**Recorded data**
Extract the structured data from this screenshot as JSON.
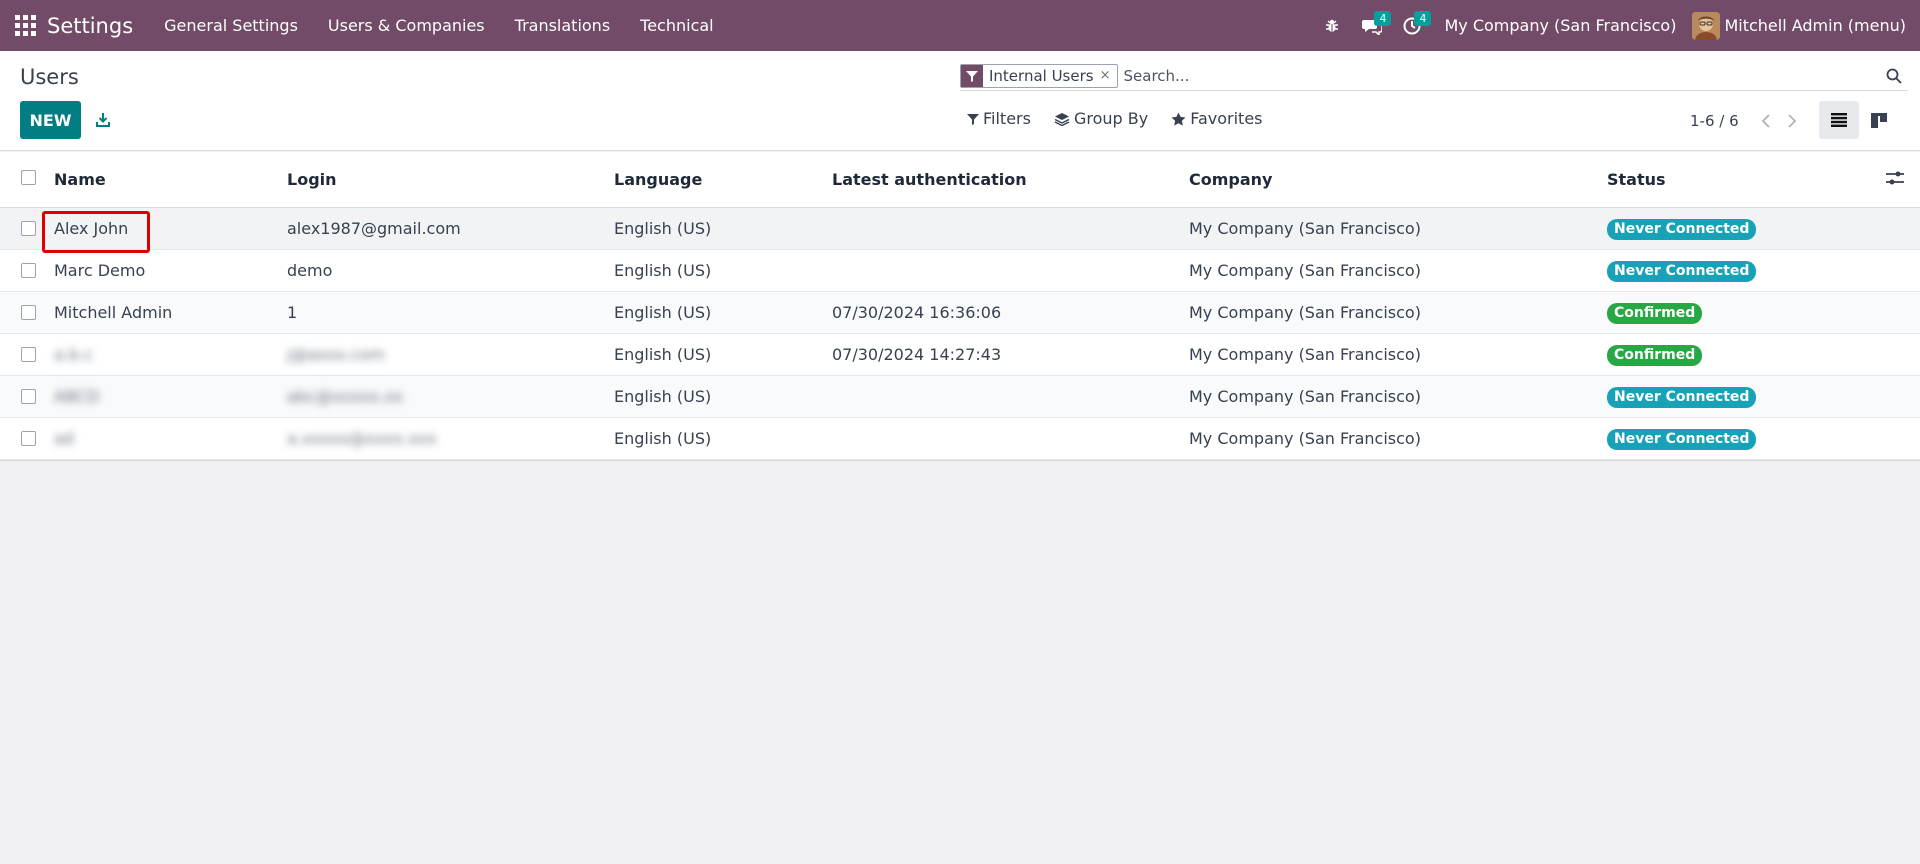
{
  "navbar": {
    "brand": "Settings",
    "menu": [
      "General Settings",
      "Users & Companies",
      "Translations",
      "Technical"
    ],
    "messages_count": "4",
    "activities_count": "4",
    "company": "My Company (San Francisco)",
    "user": "Mitchell Admin (menu)"
  },
  "control": {
    "title": "Users",
    "new_label": "NEW",
    "facet_label": "Internal Users",
    "facet_remove": "×",
    "search_placeholder": "Search...",
    "filters_label": "Filters",
    "groupby_label": "Group By",
    "favorites_label": "Favorites",
    "pager_value": "1-6 / 6"
  },
  "columns": {
    "name": "Name",
    "login": "Login",
    "language": "Language",
    "auth": "Latest authentication",
    "company": "Company",
    "status": "Status"
  },
  "rows": [
    {
      "name": "Alex John",
      "login": "alex1987@gmail.com",
      "language": "English (US)",
      "auth": "",
      "company": "My Company (San Francisco)",
      "status": "Never Connected"
    },
    {
      "name": "Marc Demo",
      "login": "demo",
      "language": "English (US)",
      "auth": "",
      "company": "My Company (San Francisco)",
      "status": "Never Connected"
    },
    {
      "name": "Mitchell Admin",
      "login": "1",
      "language": "English (US)",
      "auth": "07/30/2024 16:36:06",
      "company": "My Company (San Francisco)",
      "status": "Confirmed"
    },
    {
      "name": "a.b.c",
      "login": "j@axxx.com",
      "language": "English (US)",
      "auth": "07/30/2024 14:27:43",
      "company": "My Company (San Francisco)",
      "status": "Confirmed"
    },
    {
      "name": "ABCD",
      "login": "abc@xxxxx.xx",
      "language": "English (US)",
      "auth": "",
      "company": "My Company (San Francisco)",
      "status": "Never Connected"
    },
    {
      "name": "ad",
      "login": "a.xxxxx@xxxx.xxx",
      "language": "English (US)",
      "auth": "",
      "company": "My Company (San Francisco)",
      "status": "Never Connected"
    }
  ],
  "colors": {
    "brand": "#714b67",
    "primary": "#017e84",
    "never_connected": "#17a2b8",
    "confirmed": "#28a745",
    "highlight": "#e00000"
  }
}
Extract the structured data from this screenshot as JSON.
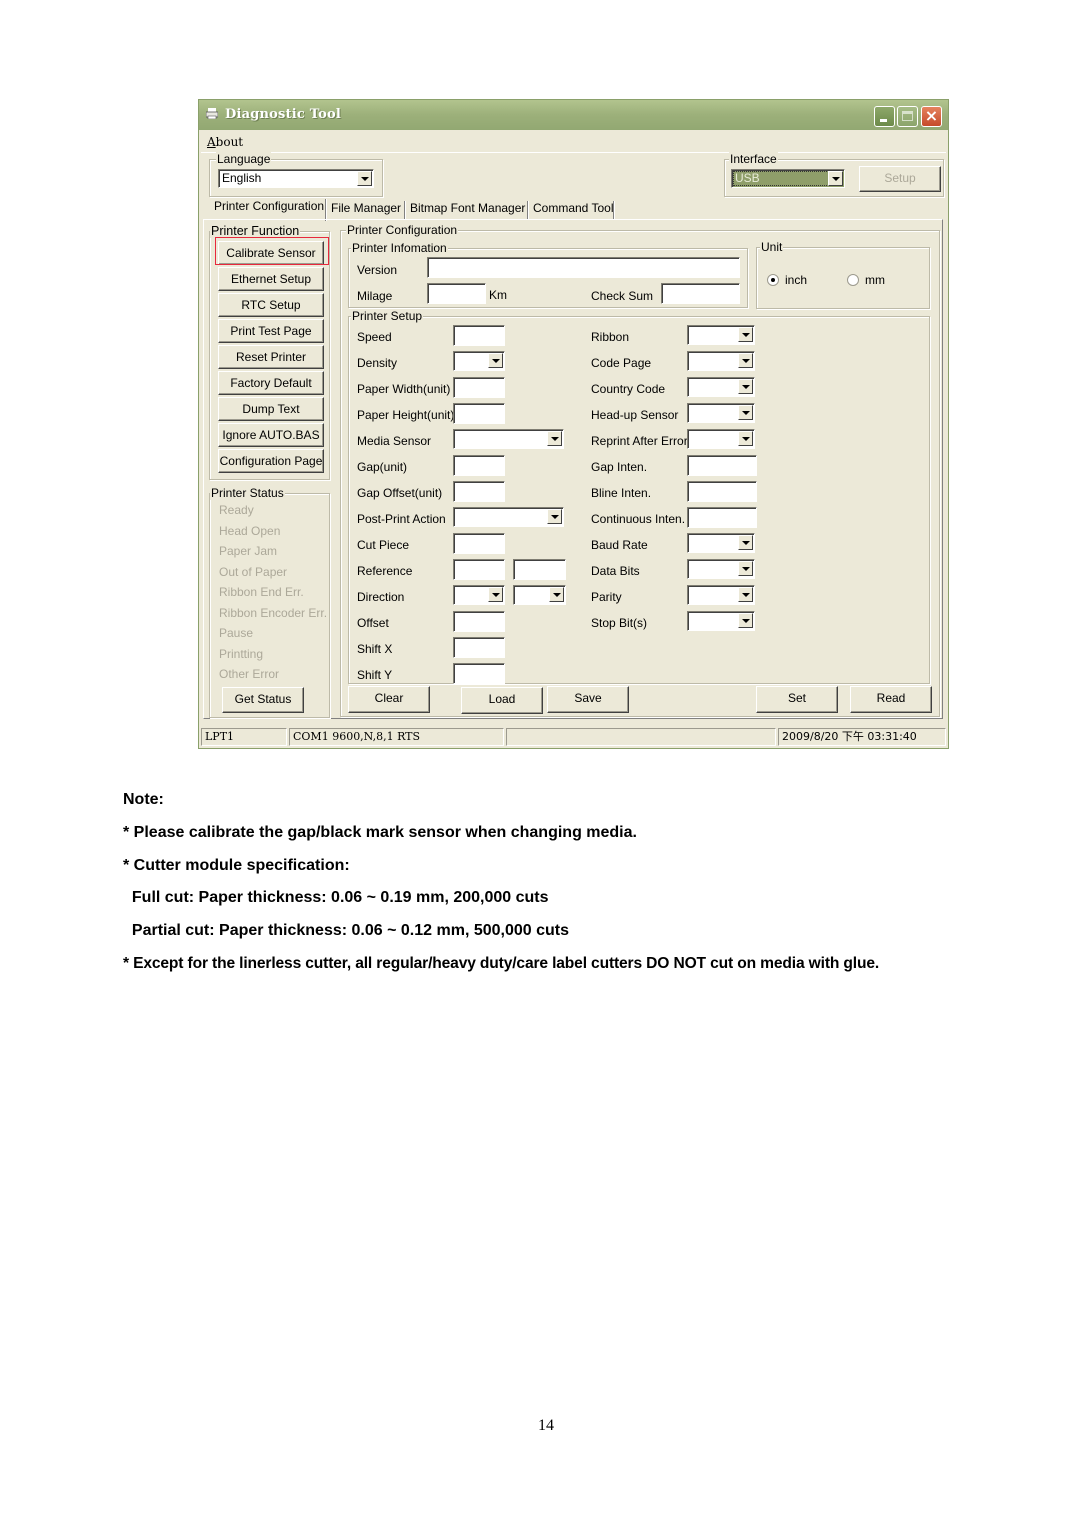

**Problem details**
Transcribe the records above verbatim. Do not carry over any picture.

**Exercise result**
Extract the structured data from this screenshot as JSON.
{
  "navbar": {
    "brand": "Settings",
    "menu": [
      "General Settings",
      "Users & Companies",
      "Translations",
      "Technical"
    ],
    "messages_count": "4",
    "activities_count": "4",
    "company": "My Company (San Francisco)",
    "user": "Mitchell Admin (menu)"
  },
  "control": {
    "title": "Users",
    "new_label": "NEW",
    "facet_label": "Internal Users",
    "facet_remove": "×",
    "search_placeholder": "Search...",
    "filters_label": "Filters",
    "groupby_label": "Group By",
    "favorites_label": "Favorites",
    "pager_value": "1-6 / 6"
  },
  "columns": {
    "name": "Name",
    "login": "Login",
    "language": "Language",
    "auth": "Latest authentication",
    "company": "Company",
    "status": "Status"
  },
  "rows": [
    {
      "name": "Alex John",
      "login": "alex1987@gmail.com",
      "language": "English (US)",
      "auth": "",
      "company": "My Company (San Francisco)",
      "status": "Never Connected"
    },
    {
      "name": "Marc Demo",
      "login": "demo",
      "language": "English (US)",
      "auth": "",
      "company": "My Company (San Francisco)",
      "status": "Never Connected"
    },
    {
      "name": "Mitchell Admin",
      "login": "1",
      "language": "English (US)",
      "auth": "07/30/2024 16:36:06",
      "company": "My Company (San Francisco)",
      "status": "Confirmed"
    },
    {
      "name": "a.b.c",
      "login": "j@axxx.com",
      "language": "English (US)",
      "auth": "07/30/2024 14:27:43",
      "company": "My Company (San Francisco)",
      "status": "Confirmed"
    },
    {
      "name": "ABCD",
      "login": "abc@xxxxx.xx",
      "language": "English (US)",
      "auth": "",
      "company": "My Company (San Francisco)",
      "status": "Never Connected"
    },
    {
      "name": "ad",
      "login": "a.xxxxx@xxxx.xxx",
      "language": "English (US)",
      "auth": "",
      "company": "My Company (San Francisco)",
      "status": "Never Connected"
    }
  ],
  "colors": {
    "brand": "#714b67",
    "primary": "#017e84",
    "never_connected": "#17a2b8",
    "confirmed": "#28a745",
    "highlight": "#e00000"
  }
}
Extract the structured data from this screenshot as JSON.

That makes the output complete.